* [DESCRIPTION OF THE TASK]: Repeat the whole listing below, word for word.

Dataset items
================

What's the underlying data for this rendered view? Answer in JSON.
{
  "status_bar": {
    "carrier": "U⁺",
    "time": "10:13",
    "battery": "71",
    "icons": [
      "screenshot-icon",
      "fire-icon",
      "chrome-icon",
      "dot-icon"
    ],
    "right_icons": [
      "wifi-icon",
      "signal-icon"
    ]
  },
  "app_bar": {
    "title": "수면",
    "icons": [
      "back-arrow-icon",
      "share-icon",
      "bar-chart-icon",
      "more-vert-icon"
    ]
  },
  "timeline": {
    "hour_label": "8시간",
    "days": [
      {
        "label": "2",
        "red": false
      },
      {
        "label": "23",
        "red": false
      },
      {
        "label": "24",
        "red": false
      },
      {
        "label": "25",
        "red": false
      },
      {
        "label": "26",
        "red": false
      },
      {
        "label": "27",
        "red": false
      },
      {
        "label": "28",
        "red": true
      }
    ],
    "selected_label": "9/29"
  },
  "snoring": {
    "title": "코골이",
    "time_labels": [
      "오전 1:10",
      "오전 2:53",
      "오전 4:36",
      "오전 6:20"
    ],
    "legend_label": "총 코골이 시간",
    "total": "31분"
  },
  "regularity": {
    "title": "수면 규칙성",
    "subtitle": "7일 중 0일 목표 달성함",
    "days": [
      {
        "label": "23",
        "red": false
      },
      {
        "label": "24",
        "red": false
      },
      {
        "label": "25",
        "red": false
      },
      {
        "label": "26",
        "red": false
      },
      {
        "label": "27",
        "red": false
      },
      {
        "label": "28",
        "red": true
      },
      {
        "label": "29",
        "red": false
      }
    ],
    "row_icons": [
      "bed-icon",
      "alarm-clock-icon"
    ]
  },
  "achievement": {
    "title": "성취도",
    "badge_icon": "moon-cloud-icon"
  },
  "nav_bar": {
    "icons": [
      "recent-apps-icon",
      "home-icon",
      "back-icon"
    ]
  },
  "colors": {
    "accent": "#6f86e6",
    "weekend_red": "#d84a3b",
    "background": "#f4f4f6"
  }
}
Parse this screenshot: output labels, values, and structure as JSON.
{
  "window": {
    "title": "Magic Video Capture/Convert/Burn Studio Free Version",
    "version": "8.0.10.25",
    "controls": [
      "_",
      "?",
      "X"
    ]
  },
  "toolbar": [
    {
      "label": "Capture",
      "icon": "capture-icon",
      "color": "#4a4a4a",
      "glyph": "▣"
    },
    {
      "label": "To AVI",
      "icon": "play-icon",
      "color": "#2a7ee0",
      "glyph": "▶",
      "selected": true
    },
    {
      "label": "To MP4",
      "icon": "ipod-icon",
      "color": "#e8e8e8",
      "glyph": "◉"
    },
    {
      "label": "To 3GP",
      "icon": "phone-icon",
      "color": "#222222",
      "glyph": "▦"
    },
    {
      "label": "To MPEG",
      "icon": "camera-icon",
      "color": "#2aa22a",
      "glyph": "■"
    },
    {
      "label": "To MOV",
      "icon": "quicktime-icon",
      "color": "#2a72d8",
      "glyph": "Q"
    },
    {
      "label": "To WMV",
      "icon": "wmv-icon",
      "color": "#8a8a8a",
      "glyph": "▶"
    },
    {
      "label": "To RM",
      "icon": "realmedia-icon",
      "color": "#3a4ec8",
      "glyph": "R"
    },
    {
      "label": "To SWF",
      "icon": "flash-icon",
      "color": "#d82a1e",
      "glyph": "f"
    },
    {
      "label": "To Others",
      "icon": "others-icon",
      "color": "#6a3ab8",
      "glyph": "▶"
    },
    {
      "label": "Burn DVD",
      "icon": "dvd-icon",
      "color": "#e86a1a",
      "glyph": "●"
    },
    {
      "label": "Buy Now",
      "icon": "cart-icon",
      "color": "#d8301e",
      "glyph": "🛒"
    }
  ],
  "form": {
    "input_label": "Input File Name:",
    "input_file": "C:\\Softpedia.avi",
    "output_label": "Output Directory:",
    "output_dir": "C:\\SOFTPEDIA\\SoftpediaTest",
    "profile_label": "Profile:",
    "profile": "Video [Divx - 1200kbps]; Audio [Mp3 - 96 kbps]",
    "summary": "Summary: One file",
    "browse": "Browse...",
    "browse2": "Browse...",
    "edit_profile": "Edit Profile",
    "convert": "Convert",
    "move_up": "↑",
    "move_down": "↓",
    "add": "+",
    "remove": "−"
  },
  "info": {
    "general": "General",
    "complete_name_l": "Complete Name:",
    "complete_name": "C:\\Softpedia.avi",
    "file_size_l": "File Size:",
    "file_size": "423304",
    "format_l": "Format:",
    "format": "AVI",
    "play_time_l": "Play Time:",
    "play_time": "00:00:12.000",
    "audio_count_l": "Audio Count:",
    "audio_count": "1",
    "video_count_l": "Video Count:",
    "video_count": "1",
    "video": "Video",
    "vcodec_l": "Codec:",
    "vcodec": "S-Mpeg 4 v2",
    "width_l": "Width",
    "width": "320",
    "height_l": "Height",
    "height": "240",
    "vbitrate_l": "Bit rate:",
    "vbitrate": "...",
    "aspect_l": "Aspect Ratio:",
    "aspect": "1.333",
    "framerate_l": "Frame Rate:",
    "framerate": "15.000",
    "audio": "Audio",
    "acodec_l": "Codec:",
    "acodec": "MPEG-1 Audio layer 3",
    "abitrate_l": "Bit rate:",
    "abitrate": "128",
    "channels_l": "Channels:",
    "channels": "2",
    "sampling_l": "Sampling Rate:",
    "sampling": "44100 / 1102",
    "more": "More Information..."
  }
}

================

* [EXERCISE SOLUTION]:
What's the underlying data for this rendered view? Answer in JSON.
{
  "status_bar": {
    "carrier": "U⁺",
    "time": "10:13",
    "battery": "71",
    "icons": [
      "screenshot-icon",
      "fire-icon",
      "chrome-icon",
      "dot-icon"
    ],
    "right_icons": [
      "wifi-icon",
      "signal-icon"
    ]
  },
  "app_bar": {
    "title": "수면",
    "icons": [
      "back-arrow-icon",
      "share-icon",
      "bar-chart-icon",
      "more-vert-icon"
    ]
  },
  "timeline": {
    "hour_label": "8시간",
    "days": [
      {
        "label": "2",
        "red": false
      },
      {
        "label": "23",
        "red": false
      },
      {
        "label": "24",
        "red": false
      },
      {
        "label": "25",
        "red": false
      },
      {
        "label": "26",
        "red": false
      },
      {
        "label": "27",
        "red": false
      },
      {
        "label": "28",
        "red": true
      }
    ],
    "selected_label": "9/29"
  },
  "snoring": {
    "title": "코골이",
    "time_labels": [
      "오전 1:10",
      "오전 2:53",
      "오전 4:36",
      "오전 6:20"
    ],
    "legend_label": "총 코골이 시간",
    "total": "31분"
  },
  "regularity": {
    "title": "수면 규칙성",
    "subtitle": "7일 중 0일 목표 달성함",
    "days": [
      {
        "label": "23",
        "red": false
      },
      {
        "label": "24",
        "red": false
      },
      {
        "label": "25",
        "red": false
      },
      {
        "label": "26",
        "red": false
      },
      {
        "label": "27",
        "red": false
      },
      {
        "label": "28",
        "red": true
      },
      {
        "label": "29",
        "red": false
      }
    ],
    "row_icons": [
      "bed-icon",
      "alarm-clock-icon"
    ]
  },
  "achievement": {
    "title": "성취도",
    "badge_icon": "moon-cloud-icon"
  },
  "nav_bar": {
    "icons": [
      "recent-apps-icon",
      "home-icon",
      "back-icon"
    ]
  },
  "colors": {
    "accent": "#6f86e6",
    "weekend_red": "#d84a3b",
    "background": "#f4f4f6"
  }
}
Parse this screenshot: output labels, values, and structure as JSON.
{
  "window": {
    "title": "Magic Video Capture/Convert/Burn Studio Free Version",
    "version": "8.0.10.25",
    "controls": [
      "_",
      "?",
      "X"
    ]
  },
  "toolbar": [
    {
      "label": "Capture",
      "icon": "capture-icon",
      "color": "#4a4a4a",
      "glyph": "▣"
    },
    {
      "label": "To AVI",
      "icon": "play-icon",
      "color": "#2a7ee0",
      "glyph": "▶",
      "selected": true
    },
    {
      "label": "To MP4",
      "icon": "ipod-icon",
      "color": "#e8e8e8",
      "glyph": "◉"
    },
    {
      "label": "To 3GP",
      "icon": "phone-icon",
      "color": "#222222",
      "glyph": "▦"
    },
    {
      "label": "To MPEG",
      "icon": "camera-icon",
      "color": "#2aa22a",
      "glyph": "■"
    },
    {
      "label": "To MOV",
      "icon": "quicktime-icon",
      "color": "#2a72d8",
      "glyph": "Q"
    },
    {
      "label": "To WMV",
      "icon": "wmv-icon",
      "color": "#8a8a8a",
      "glyph": "▶"
    },
    {
      "label": "To RM",
      "icon": "realmedia-icon",
      "color": "#3a4ec8",
      "glyph": "R"
    },
    {
      "label": "To SWF",
      "icon": "flash-icon",
      "color": "#d82a1e",
      "glyph": "f"
    },
    {
      "label": "To Others",
      "icon": "others-icon",
      "color": "#6a3ab8",
      "glyph": "▶"
    },
    {
      "label": "Burn DVD",
      "icon": "dvd-icon",
      "color": "#e86a1a",
      "glyph": "●"
    },
    {
      "label": "Buy Now",
      "icon": "cart-icon",
      "color": "#d8301e",
      "glyph": "🛒"
    }
  ],
  "form": {
    "input_label": "Input File Name:",
    "input_file": "C:\\Softpedia.avi",
    "output_label": "Output Directory:",
    "output_dir": "C:\\SOFTPEDIA\\SoftpediaTest",
    "profile_label": "Profile:",
    "profile": "Video [Divx - 1200kbps]; Audio [Mp3 - 96 kbps]",
    "summary": "Summary: One file",
    "browse": "Browse...",
    "browse2": "Browse...",
    "edit_profile": "Edit Profile",
    "convert": "Convert",
    "move_up": "↑",
    "move_down": "↓",
    "add": "+",
    "remove": "−"
  },
  "info": {
    "general": "General",
    "complete_name_l": "Complete Name:",
    "complete_name": "C:\\Softpedia.avi",
    "file_size_l": "File Size:",
    "file_size": "423304",
    "format_l": "Format:",
    "format": "AVI",
    "play_time_l": "Play Time:",
    "play_time": "00:00:12.000",
    "audio_count_l": "Audio Count:",
    "audio_count": "1",
    "video_count_l": "Video Count:",
    "video_count": "1",
    "video": "Video",
    "vcodec_l": "Codec:",
    "vcodec": "S-Mpeg 4 v2",
    "width_l": "Width",
    "width": "320",
    "height_l": "Height",
    "height": "240",
    "vbitrate_l": "Bit rate:",
    "vbitrate": "...",
    "aspect_l": "Aspect Ratio:",
    "aspect": "1.333",
    "framerate_l": "Frame Rate:",
    "framerate": "15.000",
    "audio": "Audio",
    "acodec_l": "Codec:",
    "acodec": "MPEG-1 Audio layer 3",
    "abitrate_l": "Bit rate:",
    "abitrate": "128",
    "channels_l": "Channels:",
    "channels": "2",
    "sampling_l": "Sampling Rate:",
    "sampling": "44100 / 1102",
    "more": "More Information..."
  }
}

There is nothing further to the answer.